* **WHAT YOU ARE ASKED TO DO**: Please copy all the lines that follow, word for word.

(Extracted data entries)
[Begin]
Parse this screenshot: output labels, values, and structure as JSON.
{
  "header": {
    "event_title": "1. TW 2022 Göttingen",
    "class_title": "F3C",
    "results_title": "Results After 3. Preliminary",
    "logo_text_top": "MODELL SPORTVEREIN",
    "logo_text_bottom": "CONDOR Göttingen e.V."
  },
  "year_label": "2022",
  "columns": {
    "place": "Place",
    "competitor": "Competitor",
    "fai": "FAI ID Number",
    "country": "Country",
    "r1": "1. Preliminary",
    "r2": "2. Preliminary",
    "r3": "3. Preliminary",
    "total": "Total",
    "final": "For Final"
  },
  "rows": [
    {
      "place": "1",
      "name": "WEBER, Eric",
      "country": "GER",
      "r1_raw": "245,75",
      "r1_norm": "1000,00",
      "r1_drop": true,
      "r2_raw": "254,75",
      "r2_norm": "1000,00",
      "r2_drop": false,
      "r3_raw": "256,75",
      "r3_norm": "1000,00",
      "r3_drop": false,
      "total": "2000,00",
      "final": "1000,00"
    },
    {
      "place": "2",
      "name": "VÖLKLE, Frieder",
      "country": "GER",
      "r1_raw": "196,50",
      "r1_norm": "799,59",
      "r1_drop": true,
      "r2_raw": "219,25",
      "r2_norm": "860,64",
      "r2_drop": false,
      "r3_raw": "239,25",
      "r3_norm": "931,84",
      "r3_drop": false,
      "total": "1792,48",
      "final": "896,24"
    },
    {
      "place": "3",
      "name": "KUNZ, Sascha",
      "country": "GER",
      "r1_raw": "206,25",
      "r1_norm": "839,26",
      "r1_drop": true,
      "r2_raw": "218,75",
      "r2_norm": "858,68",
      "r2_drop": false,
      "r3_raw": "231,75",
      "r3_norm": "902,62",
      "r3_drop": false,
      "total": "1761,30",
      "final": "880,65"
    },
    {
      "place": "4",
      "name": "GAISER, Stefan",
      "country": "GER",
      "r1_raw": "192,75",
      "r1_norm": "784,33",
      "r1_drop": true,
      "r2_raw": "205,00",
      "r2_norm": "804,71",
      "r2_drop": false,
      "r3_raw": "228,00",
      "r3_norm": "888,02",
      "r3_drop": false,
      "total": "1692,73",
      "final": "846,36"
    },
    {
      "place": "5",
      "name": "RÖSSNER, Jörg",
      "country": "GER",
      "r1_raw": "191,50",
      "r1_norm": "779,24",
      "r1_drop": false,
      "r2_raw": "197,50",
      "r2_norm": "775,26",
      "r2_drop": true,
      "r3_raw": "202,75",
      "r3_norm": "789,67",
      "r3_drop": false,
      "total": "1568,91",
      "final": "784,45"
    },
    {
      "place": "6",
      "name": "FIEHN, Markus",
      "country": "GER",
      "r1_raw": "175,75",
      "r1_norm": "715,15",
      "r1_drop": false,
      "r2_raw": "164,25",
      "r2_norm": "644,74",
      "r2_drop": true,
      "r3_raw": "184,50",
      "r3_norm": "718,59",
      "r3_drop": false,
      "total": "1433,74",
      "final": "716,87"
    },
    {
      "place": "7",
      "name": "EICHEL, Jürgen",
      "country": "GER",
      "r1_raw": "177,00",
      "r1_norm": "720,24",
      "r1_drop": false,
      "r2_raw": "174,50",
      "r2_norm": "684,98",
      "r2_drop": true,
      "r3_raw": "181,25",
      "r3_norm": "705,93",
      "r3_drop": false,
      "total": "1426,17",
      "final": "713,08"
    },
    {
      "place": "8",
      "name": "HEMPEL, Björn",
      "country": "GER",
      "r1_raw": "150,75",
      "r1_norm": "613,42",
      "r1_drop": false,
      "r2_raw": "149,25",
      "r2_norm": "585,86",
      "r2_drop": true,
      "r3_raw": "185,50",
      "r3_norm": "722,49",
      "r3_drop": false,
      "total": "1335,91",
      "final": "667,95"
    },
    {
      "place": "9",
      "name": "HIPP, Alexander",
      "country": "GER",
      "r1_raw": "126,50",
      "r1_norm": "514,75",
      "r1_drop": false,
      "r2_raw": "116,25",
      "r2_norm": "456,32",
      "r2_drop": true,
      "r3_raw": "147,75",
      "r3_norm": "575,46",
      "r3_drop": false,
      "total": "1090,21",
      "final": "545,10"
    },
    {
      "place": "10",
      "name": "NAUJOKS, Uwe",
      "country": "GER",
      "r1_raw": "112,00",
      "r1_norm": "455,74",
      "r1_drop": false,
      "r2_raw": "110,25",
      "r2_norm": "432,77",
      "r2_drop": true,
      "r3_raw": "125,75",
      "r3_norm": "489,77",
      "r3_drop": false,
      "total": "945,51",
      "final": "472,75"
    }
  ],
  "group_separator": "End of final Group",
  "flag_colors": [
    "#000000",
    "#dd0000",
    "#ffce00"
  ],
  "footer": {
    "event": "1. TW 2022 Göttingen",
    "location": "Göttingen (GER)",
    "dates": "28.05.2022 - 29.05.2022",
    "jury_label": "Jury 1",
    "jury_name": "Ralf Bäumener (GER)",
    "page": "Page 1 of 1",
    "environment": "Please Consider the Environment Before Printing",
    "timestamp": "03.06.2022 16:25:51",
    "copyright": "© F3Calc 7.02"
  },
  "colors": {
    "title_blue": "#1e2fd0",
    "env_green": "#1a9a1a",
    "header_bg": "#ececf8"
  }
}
[End]
* **WRITTEN SOLUTION**:
Parse this screenshot: output labels, values, and structure as JSON.
{
  "header": {
    "event_title": "1. TW 2022 Göttingen",
    "class_title": "F3C",
    "results_title": "Results After 3. Preliminary",
    "logo_text_top": "MODELL SPORTVEREIN",
    "logo_text_bottom": "CONDOR Göttingen e.V."
  },
  "year_label": "2022",
  "columns": {
    "place": "Place",
    "competitor": "Competitor",
    "fai": "FAI ID Number",
    "country": "Country",
    "r1": "1. Preliminary",
    "r2": "2. Preliminary",
    "r3": "3. Preliminary",
    "total": "Total",
    "final": "For Final"
  },
  "rows": [
    {
      "place": "1",
      "name": "WEBER, Eric",
      "country": "GER",
      "r1_raw": "245,75",
      "r1_norm": "1000,00",
      "r1_drop": true,
      "r2_raw": "254,75",
      "r2_norm": "1000,00",
      "r2_drop": false,
      "r3_raw": "256,75",
      "r3_norm": "1000,00",
      "r3_drop": false,
      "total": "2000,00",
      "final": "1000,00"
    },
    {
      "place": "2",
      "name": "VÖLKLE, Frieder",
      "country": "GER",
      "r1_raw": "196,50",
      "r1_norm": "799,59",
      "r1_drop": true,
      "r2_raw": "219,25",
      "r2_norm": "860,64",
      "r2_drop": false,
      "r3_raw": "239,25",
      "r3_norm": "931,84",
      "r3_drop": false,
      "total": "1792,48",
      "final": "896,24"
    },
    {
      "place": "3",
      "name": "KUNZ, Sascha",
      "country": "GER",
      "r1_raw": "206,25",
      "r1_norm": "839,26",
      "r1_drop": true,
      "r2_raw": "218,75",
      "r2_norm": "858,68",
      "r2_drop": false,
      "r3_raw": "231,75",
      "r3_norm": "902,62",
      "r3_drop": false,
      "total": "1761,30",
      "final": "880,65"
    },
    {
      "place": "4",
      "name": "GAISER, Stefan",
      "country": "GER",
      "r1_raw": "192,75",
      "r1_norm": "784,33",
      "r1_drop": true,
      "r2_raw": "205,00",
      "r2_norm": "804,71",
      "r2_drop": false,
      "r3_raw": "228,00",
      "r3_norm": "888,02",
      "r3_drop": false,
      "total": "1692,73",
      "final": "846,36"
    },
    {
      "place": "5",
      "name": "RÖSSNER, Jörg",
      "country": "GER",
      "r1_raw": "191,50",
      "r1_norm": "779,24",
      "r1_drop": false,
      "r2_raw": "197,50",
      "r2_norm": "775,26",
      "r2_drop": true,
      "r3_raw": "202,75",
      "r3_norm": "789,67",
      "r3_drop": false,
      "total": "1568,91",
      "final": "784,45"
    },
    {
      "place": "6",
      "name": "FIEHN, Markus",
      "country": "GER",
      "r1_raw": "175,75",
      "r1_norm": "715,15",
      "r1_drop": false,
      "r2_raw": "164,25",
      "r2_norm": "644,74",
      "r2_drop": true,
      "r3_raw": "184,50",
      "r3_norm": "718,59",
      "r3_drop": false,
      "total": "1433,74",
      "final": "716,87"
    },
    {
      "place": "7",
      "name": "EICHEL, Jürgen",
      "country": "GER",
      "r1_raw": "177,00",
      "r1_norm": "720,24",
      "r1_drop": false,
      "r2_raw": "174,50",
      "r2_norm": "684,98",
      "r2_drop": true,
      "r3_raw": "181,25",
      "r3_norm": "705,93",
      "r3_drop": false,
      "total": "1426,17",
      "final": "713,08"
    },
    {
      "place": "8",
      "name": "HEMPEL, Björn",
      "country": "GER",
      "r1_raw": "150,75",
      "r1_norm": "613,42",
      "r1_drop": false,
      "r2_raw": "149,25",
      "r2_norm": "585,86",
      "r2_drop": true,
      "r3_raw": "185,50",
      "r3_norm": "722,49",
      "r3_drop": false,
      "total": "1335,91",
      "final": "667,95"
    },
    {
      "place": "9",
      "name": "HIPP, Alexander",
      "country": "GER",
      "r1_raw": "126,50",
      "r1_norm": "514,75",
      "r1_drop": false,
      "r2_raw": "116,25",
      "r2_norm": "456,32",
      "r2_drop": true,
      "r3_raw": "147,75",
      "r3_norm": "575,46",
      "r3_drop": false,
      "total": "1090,21",
      "final": "545,10"
    },
    {
      "place": "10",
      "name": "NAUJOKS, Uwe",
      "country": "GER",
      "r1_raw": "112,00",
      "r1_norm": "455,74",
      "r1_drop": false,
      "r2_raw": "110,25",
      "r2_norm": "432,77",
      "r2_drop": true,
      "r3_raw": "125,75",
      "r3_norm": "489,77",
      "r3_drop": false,
      "total": "945,51",
      "final": "472,75"
    }
  ],
  "group_separator": "End of final Group",
  "flag_colors": [
    "#000000",
    "#dd0000",
    "#ffce00"
  ],
  "footer": {
    "event": "1. TW 2022 Göttingen",
    "location": "Göttingen (GER)",
    "dates": "28.05.2022 - 29.05.2022",
    "jury_label": "Jury 1",
    "jury_name": "Ralf Bäumener (GER)",
    "page": "Page 1 of 1",
    "environment": "Please Consider the Environment Before Printing",
    "timestamp": "03.06.2022 16:25:51",
    "copyright": "© F3Calc 7.02"
  },
  "colors": {
    "title_blue": "#1e2fd0",
    "env_green": "#1a9a1a",
    "header_bg": "#ececf8"
  }
}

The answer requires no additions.